(Data records)
------------
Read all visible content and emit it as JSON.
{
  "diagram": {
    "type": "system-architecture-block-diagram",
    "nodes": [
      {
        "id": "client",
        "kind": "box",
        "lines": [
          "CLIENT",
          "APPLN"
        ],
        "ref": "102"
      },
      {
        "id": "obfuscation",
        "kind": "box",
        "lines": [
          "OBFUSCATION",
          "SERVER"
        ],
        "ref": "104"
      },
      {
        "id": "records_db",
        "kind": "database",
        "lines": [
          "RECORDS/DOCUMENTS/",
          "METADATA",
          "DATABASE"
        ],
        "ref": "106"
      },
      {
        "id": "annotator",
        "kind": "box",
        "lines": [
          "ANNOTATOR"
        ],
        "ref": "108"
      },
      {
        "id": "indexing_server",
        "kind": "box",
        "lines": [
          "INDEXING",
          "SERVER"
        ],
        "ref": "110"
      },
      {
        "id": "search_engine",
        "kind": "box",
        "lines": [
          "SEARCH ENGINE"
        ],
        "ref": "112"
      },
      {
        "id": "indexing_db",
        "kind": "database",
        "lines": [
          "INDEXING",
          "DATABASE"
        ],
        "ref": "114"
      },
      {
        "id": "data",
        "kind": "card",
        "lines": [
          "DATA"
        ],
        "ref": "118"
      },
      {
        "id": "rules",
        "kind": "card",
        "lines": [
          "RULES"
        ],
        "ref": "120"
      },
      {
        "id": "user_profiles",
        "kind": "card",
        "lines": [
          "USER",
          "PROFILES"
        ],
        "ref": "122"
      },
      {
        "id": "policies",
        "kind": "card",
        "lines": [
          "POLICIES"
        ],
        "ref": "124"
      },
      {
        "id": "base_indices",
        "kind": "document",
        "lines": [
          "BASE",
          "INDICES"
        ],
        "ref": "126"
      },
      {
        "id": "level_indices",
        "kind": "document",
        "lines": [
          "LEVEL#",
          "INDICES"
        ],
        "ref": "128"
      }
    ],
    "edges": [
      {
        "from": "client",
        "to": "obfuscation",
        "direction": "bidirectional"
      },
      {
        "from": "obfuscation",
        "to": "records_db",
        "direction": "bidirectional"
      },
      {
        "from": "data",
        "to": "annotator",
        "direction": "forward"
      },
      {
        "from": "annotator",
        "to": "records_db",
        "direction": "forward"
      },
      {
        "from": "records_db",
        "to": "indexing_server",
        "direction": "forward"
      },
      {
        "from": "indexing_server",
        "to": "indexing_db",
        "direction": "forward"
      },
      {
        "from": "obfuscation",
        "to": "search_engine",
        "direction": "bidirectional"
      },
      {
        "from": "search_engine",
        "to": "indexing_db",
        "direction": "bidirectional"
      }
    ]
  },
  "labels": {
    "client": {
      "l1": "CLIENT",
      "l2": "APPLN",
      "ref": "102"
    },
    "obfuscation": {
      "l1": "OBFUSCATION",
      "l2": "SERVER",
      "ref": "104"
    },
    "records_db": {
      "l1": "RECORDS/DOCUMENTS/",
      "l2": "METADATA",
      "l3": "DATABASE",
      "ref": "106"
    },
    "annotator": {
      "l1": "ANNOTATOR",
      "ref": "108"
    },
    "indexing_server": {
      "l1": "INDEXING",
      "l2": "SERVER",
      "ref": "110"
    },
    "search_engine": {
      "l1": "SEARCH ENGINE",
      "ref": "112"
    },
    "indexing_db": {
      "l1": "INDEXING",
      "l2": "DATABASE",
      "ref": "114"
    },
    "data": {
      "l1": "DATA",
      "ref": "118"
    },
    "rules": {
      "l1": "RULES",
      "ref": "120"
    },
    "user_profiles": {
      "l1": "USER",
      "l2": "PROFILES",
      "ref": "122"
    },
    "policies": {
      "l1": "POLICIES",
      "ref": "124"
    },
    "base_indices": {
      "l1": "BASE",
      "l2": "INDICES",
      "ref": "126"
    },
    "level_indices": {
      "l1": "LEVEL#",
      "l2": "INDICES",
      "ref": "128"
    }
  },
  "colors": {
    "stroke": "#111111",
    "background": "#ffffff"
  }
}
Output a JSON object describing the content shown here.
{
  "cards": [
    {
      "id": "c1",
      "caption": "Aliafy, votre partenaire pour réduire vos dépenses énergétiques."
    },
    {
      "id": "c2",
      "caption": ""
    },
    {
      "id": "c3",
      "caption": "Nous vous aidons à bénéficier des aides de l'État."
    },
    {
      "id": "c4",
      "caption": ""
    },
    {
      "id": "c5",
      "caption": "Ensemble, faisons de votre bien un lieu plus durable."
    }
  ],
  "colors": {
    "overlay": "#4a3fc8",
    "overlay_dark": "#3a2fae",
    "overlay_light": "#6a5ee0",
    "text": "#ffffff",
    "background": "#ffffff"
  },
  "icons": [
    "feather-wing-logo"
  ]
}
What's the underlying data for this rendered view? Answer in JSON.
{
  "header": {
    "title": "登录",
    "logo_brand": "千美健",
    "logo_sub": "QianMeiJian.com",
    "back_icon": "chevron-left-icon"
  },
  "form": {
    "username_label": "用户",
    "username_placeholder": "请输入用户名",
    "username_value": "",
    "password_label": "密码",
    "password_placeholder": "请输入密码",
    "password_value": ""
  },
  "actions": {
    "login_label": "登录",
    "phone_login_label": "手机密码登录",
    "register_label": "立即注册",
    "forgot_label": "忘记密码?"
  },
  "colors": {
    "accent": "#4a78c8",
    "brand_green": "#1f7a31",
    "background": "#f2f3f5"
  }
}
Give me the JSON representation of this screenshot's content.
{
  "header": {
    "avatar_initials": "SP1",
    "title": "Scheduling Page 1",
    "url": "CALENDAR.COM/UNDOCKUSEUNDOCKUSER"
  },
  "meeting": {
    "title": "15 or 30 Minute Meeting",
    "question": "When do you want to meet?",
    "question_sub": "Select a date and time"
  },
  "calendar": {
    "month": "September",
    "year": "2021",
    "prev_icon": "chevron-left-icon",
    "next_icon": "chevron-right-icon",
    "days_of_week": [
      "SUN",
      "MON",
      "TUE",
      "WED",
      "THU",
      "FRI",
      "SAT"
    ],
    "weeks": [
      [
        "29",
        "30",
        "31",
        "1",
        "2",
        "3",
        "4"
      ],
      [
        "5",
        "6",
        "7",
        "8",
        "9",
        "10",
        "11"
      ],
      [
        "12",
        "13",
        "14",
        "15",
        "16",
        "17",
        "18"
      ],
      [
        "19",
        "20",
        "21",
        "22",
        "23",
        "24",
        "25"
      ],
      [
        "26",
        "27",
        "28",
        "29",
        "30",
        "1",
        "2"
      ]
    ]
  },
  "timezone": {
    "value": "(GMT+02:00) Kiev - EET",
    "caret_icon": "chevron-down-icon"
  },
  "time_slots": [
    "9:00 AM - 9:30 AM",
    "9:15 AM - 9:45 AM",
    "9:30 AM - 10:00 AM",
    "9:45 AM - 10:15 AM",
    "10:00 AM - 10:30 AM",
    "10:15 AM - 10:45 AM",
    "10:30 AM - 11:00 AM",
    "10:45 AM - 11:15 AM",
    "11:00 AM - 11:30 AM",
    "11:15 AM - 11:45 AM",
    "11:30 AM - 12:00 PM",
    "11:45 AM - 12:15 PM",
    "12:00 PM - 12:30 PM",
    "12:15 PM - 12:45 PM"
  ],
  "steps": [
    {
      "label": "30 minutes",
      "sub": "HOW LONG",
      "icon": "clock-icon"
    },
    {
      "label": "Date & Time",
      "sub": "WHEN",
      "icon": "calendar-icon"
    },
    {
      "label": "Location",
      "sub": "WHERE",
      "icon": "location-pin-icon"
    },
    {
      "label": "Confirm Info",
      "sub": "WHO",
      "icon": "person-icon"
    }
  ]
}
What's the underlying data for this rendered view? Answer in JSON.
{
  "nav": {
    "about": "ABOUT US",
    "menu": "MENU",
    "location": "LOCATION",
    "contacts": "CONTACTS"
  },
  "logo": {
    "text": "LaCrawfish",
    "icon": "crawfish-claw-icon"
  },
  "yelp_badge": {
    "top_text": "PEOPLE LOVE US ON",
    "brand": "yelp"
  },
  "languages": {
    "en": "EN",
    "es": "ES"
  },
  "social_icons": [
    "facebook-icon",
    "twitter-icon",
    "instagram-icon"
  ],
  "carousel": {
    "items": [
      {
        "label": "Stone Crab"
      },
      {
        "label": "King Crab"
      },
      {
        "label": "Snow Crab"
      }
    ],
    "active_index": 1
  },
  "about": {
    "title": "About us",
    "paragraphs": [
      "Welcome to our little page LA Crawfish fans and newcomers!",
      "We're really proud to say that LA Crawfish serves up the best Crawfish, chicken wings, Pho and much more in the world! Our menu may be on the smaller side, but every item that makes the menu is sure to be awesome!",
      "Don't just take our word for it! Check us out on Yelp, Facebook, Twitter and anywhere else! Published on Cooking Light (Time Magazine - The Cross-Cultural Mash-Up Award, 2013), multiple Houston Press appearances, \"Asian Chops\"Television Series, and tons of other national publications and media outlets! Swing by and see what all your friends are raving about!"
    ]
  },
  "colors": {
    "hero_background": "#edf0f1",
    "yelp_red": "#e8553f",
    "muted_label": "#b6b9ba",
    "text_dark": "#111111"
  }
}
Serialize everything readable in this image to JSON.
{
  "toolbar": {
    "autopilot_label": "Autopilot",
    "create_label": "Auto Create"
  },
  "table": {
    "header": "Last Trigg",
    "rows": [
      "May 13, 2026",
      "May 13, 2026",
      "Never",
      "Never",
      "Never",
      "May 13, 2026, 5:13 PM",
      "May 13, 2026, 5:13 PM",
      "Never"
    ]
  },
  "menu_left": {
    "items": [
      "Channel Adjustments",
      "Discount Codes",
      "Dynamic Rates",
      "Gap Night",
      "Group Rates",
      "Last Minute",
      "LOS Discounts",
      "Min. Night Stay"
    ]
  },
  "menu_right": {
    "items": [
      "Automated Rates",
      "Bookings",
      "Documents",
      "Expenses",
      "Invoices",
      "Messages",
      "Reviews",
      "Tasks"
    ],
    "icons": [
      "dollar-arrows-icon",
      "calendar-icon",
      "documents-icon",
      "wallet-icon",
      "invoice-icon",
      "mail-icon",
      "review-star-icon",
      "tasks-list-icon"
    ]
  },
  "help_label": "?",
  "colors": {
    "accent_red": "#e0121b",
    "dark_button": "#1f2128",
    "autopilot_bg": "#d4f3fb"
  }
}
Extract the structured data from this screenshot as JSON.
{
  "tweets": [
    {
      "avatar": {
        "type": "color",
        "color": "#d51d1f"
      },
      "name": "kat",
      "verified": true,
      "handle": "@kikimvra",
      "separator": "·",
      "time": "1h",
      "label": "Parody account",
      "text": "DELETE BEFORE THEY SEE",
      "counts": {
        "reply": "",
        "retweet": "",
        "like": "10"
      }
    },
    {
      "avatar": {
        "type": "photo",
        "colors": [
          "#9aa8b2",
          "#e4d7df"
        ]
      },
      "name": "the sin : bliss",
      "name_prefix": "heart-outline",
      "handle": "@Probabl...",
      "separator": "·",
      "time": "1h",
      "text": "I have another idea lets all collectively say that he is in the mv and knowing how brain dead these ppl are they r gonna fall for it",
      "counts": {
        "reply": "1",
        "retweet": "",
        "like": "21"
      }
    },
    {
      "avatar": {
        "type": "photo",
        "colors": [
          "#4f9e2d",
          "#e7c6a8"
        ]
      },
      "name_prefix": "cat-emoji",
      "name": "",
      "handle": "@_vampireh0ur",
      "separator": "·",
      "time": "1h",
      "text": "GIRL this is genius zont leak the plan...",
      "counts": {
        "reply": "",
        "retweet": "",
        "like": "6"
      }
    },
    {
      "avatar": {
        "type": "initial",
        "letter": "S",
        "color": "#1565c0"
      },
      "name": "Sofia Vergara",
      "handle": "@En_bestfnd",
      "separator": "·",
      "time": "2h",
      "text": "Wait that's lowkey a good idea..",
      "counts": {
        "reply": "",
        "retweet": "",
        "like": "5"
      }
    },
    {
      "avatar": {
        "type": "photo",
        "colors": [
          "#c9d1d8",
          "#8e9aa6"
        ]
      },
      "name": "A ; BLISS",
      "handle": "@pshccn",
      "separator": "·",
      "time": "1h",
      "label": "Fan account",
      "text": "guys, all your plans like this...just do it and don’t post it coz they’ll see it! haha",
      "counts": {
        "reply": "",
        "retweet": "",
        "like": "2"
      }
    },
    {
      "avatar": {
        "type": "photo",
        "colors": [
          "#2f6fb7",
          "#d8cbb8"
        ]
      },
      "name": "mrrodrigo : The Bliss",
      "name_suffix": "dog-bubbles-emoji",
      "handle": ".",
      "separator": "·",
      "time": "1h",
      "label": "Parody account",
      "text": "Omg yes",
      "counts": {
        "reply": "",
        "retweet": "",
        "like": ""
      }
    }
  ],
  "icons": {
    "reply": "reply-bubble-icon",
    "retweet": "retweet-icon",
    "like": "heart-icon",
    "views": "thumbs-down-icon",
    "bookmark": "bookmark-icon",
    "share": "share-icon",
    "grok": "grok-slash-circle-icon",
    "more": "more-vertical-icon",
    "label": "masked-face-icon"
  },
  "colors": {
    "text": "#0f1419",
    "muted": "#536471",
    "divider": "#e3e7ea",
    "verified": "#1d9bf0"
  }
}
------------
§ **PROBLEM STATEMENT**: Scan the data above and copy every line with "more" in it.

§ **RESPONSE BELOW**:
      "We're really proud to say that LA Crawfish serves up the best Crawfish, chicken wings, Pho and much more in the world! Our menu may be on the smaller side, but every item that makes the menu is sure to be awesome!",
    "more": "more-vertical-icon",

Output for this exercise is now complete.